**WHAT THE TASK REQUIRES**
Show all lines holding "Drucksachen".

**STORED RECORDS**
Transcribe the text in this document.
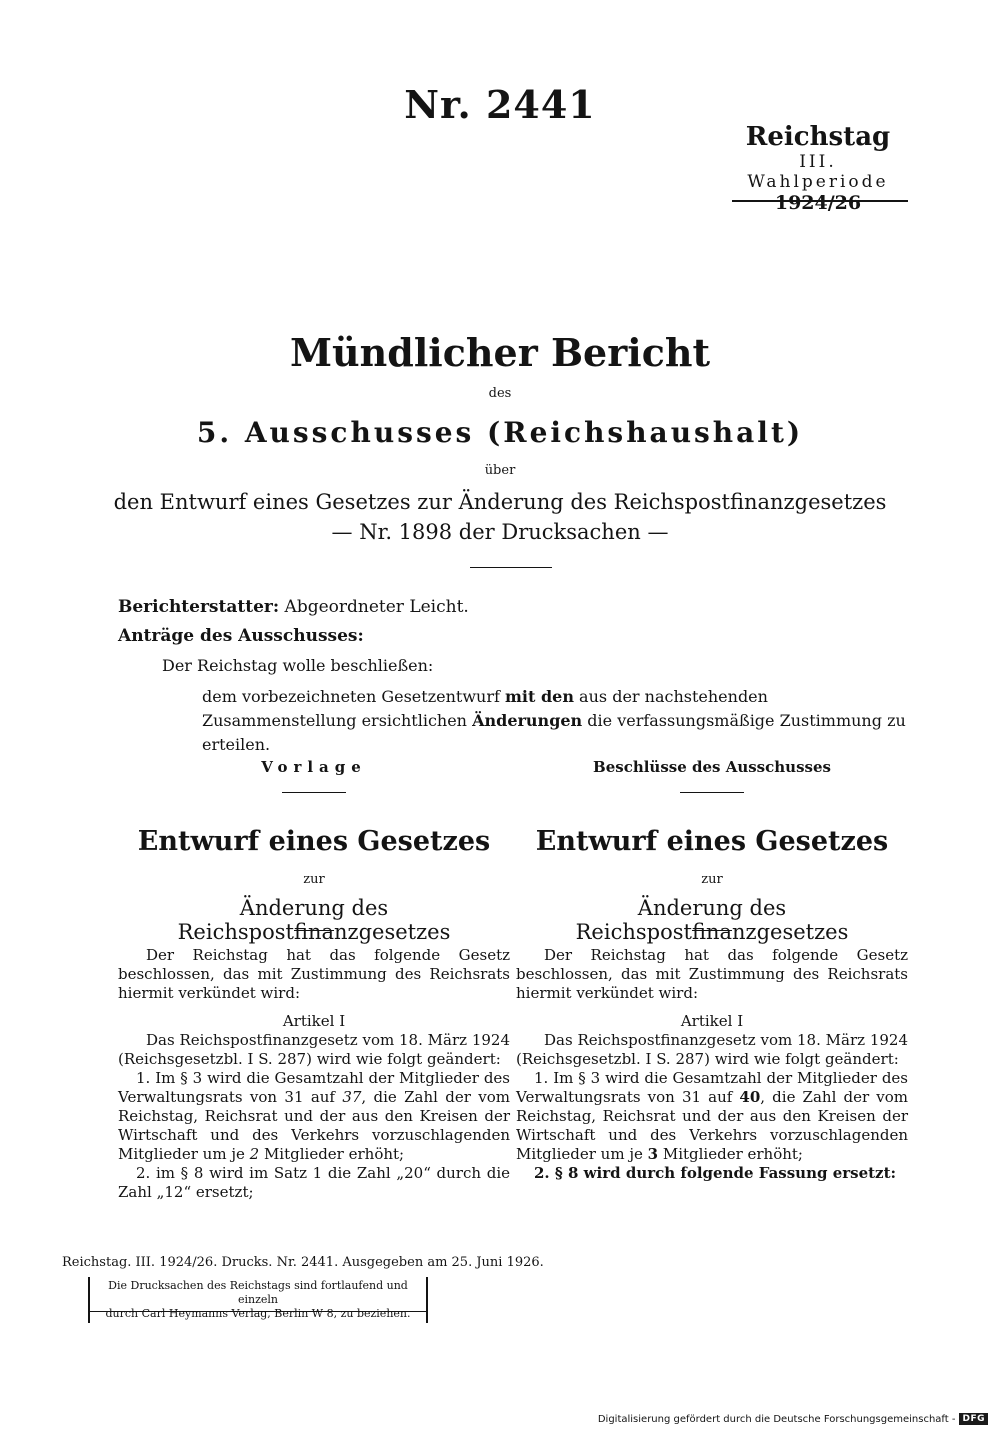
Nr. 2441
Reichstag
III. Wahlperiode
1924/26
Mündlicher Bericht
des
5. Ausschusses (Reichshaushalt)
über
den Entwurf eines Gesetzes zur Änderung des Reichspostfinanzgesetzes
— Nr. 1898 der Drucksachen —
Berichterstatter: Abgeordneter Leicht.
Anträge des Ausschusses:
Der Reichstag wolle beschließen:
dem vorbezeichneten Gesetzentwurf mit den aus der nachstehenden Zusammenstellung ersichtlichen Änderungen die verfassungsmäßige Zustimmung zu erteilen.
Vorlage
Entwurf eines Gesetzes
zur
Änderung des Reichspostfinanzgesetzes

Der Reichstag hat das folgende Gesetz beschlossen, das mit Zustimmung des Reichsrats hiermit verkündet wird:

Artikel I

Das Reichspostfinanzgesetz vom 18. März 1924 (Reichsgesetzbl. I S. 287) wird wie folgt geändert:

1. Im § 3 wird die Gesamtzahl der Mitglieder des Verwaltungsrats von 31 auf 37, die Zahl der vom Reichstag, Reichsrat und der aus den Kreisen der Wirtschaft und des Verkehrs vorzuschlagenden Mitglieder um je 2 Mitglieder erhöht;

2. im § 8 wird im Satz 1 die Zahl „20“ durch die Zahl „12“ ersetzt;

Beschlüsse des Ausschusses
Entwurf eines Gesetzes
zur
Änderung des Reichspostfinanzgesetzes

Der Reichstag hat das folgende Gesetz beschlossen, das mit Zustimmung des Reichsrats hiermit verkündet wird:

Artikel I

Das Reichspostfinanzgesetz vom 18. März 1924 (Reichsgesetzbl. I S. 287) wird wie folgt geändert:

1. Im § 3 wird die Gesamtzahl der Mitglieder des Verwaltungsrats von 31 auf 40, die Zahl der vom Reichstag, Reichsrat und der aus den Kreisen der Wirtschaft und des Verkehrs vorzuschlagenden Mitglieder um je 3 Mitglieder erhöht;

2. § 8 wird durch folgende Fassung ersetzt:

Reichstag. III. 1924/26. Drucks. Nr. 2441. Ausgegeben am 25. Juni 1926.
Die Drucksachen des Reichstags sind fortlaufend und einzeln
durch Carl Heymanns Verlag, Berlin W 8, zu beziehen.
Digitalisierung gefördert durch die Deutsche Forschungsgemeinschaft - DFG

**EXPECTED ANSWER**
— Nr. 1898 der Drucksachen —
Die Drucksachen des Reichstags sind fortlaufend und einzeln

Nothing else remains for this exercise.